**Work to do**:
1/ In the AMC 8 problem solution, which digit must be the second digit of each qualifying number?
2/ Continue the AMC 8 problem solution from where it stops.

**Text segment**:
========================================================================

Difference between revisions of "2020 AMC 8 Problems/Problem 7"

Revision as of 20:22, 8 January 2022

Problem

How many integers between $2020$ and $2400$ have four distinct digits arranged in increasing order? (For example, $2347$ is one integer.)

$\textbf{(A) }\text{9} \qquad \textbf{(B) }\text{10} \qquad \textbf{(C) }\text{15} \qquad \textbf{(D) }\text{21}\qquad \textbf{(E) }\text{28}$

Solution 1

Firstly, observe that the second digit of such a number cannot be $1$ or $2$ , because the digits must be distinct and increasing. The second digit also cannot be $4$ as the number must be less than $2400$ , so it must be $3$ . It remains to choose the latter two digits, which must be $2$ distinct digits from $\left\{4,5,6,7,8,9\right\}$ . That can be done in $\binom{6}{2} = \frac{6 \cdot 5}{2 \cdot 1} = 15$ ways; there is then only $1$ way to order the digits, namely in increasing order. This means the answer is $\boxed{\textbf{(C) }15}$ .

========================================================================

**Material supplied**:
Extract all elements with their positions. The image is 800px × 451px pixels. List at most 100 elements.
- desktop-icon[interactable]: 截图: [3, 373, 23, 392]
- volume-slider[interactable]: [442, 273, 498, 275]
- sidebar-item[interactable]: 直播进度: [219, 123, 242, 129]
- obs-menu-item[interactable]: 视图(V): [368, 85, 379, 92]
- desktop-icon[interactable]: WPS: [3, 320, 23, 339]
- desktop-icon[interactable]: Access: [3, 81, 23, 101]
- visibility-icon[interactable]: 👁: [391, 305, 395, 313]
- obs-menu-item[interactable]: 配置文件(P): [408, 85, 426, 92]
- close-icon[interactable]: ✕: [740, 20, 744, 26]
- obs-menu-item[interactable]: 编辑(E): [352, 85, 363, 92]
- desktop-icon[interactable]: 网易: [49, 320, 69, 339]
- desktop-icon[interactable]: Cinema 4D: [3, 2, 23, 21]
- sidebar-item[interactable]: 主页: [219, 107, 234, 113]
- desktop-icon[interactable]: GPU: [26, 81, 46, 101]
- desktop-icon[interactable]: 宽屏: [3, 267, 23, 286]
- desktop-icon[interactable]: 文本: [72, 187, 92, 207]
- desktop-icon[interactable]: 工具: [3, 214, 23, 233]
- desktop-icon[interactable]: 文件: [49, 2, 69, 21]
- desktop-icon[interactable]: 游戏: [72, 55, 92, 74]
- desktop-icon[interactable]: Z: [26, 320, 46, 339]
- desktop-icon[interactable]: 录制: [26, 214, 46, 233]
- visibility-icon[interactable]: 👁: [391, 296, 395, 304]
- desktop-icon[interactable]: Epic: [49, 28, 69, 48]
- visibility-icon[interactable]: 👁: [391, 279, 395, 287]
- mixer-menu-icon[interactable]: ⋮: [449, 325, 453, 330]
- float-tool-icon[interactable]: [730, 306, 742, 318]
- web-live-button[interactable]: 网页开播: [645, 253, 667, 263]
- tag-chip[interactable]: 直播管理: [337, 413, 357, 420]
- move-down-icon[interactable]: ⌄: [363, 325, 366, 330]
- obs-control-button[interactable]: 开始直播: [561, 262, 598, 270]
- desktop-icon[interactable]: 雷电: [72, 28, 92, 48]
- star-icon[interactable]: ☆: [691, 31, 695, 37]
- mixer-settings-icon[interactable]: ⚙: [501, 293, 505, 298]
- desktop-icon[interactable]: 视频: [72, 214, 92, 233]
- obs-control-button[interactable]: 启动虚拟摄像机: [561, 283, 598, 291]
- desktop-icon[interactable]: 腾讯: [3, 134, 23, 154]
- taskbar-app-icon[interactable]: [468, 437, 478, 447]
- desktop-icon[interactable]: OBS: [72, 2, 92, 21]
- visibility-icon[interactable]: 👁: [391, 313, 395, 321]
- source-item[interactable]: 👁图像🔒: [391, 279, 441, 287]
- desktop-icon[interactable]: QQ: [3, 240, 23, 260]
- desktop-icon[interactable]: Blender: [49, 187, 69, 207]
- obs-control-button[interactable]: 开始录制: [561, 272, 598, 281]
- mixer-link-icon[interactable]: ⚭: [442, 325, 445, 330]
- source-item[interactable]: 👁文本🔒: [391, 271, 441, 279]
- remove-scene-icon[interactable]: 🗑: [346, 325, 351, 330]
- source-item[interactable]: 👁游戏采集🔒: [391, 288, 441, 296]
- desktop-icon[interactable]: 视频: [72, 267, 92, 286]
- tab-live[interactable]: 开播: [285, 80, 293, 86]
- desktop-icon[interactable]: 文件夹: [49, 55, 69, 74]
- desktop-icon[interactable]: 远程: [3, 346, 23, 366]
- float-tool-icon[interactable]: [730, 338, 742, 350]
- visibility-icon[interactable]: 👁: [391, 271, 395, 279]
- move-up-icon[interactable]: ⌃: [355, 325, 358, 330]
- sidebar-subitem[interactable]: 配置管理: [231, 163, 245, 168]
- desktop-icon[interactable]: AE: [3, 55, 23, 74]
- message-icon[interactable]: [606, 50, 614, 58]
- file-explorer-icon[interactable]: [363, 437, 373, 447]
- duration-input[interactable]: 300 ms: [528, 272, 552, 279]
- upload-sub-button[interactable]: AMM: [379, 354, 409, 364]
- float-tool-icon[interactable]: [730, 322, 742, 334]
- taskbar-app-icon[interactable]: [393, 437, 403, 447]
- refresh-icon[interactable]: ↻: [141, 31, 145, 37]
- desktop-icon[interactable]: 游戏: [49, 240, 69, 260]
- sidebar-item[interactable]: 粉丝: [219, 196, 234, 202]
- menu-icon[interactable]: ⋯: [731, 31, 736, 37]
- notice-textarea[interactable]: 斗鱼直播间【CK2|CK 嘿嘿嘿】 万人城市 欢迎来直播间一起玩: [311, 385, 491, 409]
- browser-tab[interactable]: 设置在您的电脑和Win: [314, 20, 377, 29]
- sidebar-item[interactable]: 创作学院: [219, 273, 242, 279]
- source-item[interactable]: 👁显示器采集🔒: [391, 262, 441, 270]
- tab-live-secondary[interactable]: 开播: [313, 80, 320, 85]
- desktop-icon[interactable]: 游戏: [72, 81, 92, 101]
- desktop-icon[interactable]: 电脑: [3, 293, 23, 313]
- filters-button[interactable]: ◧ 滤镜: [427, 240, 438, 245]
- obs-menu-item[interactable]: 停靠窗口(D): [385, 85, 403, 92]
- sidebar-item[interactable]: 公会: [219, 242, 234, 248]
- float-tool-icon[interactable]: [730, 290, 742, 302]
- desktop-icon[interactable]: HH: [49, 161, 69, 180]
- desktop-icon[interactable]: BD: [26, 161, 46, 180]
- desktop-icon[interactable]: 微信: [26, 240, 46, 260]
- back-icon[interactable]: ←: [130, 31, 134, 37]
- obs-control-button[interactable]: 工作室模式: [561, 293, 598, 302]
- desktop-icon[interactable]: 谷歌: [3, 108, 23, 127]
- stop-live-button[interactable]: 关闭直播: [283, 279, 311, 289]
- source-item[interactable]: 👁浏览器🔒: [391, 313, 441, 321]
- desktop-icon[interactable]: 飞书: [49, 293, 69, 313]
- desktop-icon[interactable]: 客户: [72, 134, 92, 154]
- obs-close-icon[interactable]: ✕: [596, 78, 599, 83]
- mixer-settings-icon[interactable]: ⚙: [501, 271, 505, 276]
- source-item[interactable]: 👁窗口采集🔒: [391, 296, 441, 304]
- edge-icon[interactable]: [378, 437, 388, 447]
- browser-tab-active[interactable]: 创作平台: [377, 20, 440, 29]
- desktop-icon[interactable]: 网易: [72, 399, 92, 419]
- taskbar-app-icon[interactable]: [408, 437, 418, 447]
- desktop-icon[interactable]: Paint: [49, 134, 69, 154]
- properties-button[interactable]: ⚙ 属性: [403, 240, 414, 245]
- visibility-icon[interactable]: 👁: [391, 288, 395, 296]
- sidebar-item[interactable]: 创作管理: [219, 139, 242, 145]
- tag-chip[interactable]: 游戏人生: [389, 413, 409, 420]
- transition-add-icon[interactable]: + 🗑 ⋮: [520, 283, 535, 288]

========================================================================

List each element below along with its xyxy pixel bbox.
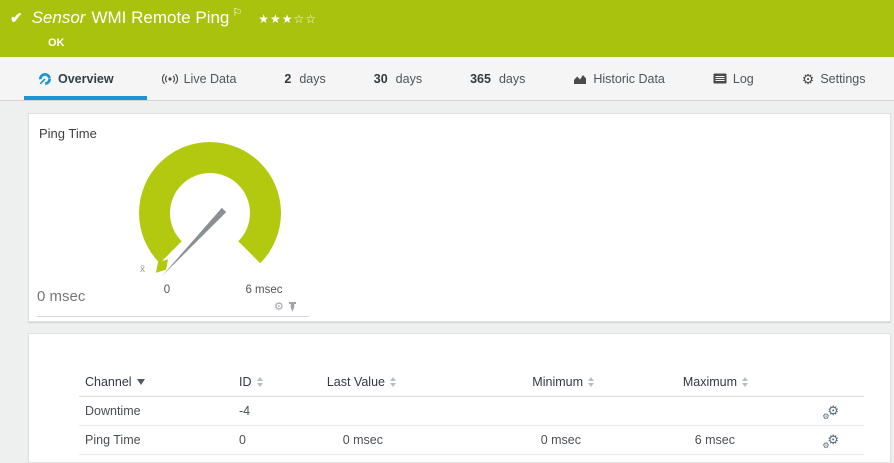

========================================================================

**Answers given**:
1/ The second digit must be 3.

2/
Solution 2 (without using the "choose" function)

As in Solution 1, we find that the first two digits must be $23$ , and the third digit must be at least $4$ . If it is $4$ , then there are $5$ choices for the last digit, namely $5$ , $6$ , $7$ , $8$ , or $9$ . Similarly, if the third digit is $5$ , there are $4$ choices for the last digit, namely $6$ , $7$ , $8$ , and $9$ ; if $6$ , there are $3$ choices; if $7$ , there are $2$ choices; and if $8$ , there is $1$ choice. It follows that the total number of such integers is $5+4+3+2+1=\boxed{\textbf{(C) }15}$ .

Video Solution by WhyMath

https://youtu.be/FjmBtgrGfCs

~savannahsolver

Video Solution

https://youtu.be/61c1MR9tne8 ~ The Learning Royal

Video Solution by Interstigation

https://youtu.be/YnwkBZTv5Fw?t=251

~Interstigation

@@ Line 16: / Line 16: @@
 ==Video Solution==
-https://youtu.be/61c1MR9tne8
+https://youtu.be/61c1MR9tne8 ~ The Learning Royal
 ==Video Solution by Interstigation==

2020 AMC 8 (Problems • Answer Key • Resources)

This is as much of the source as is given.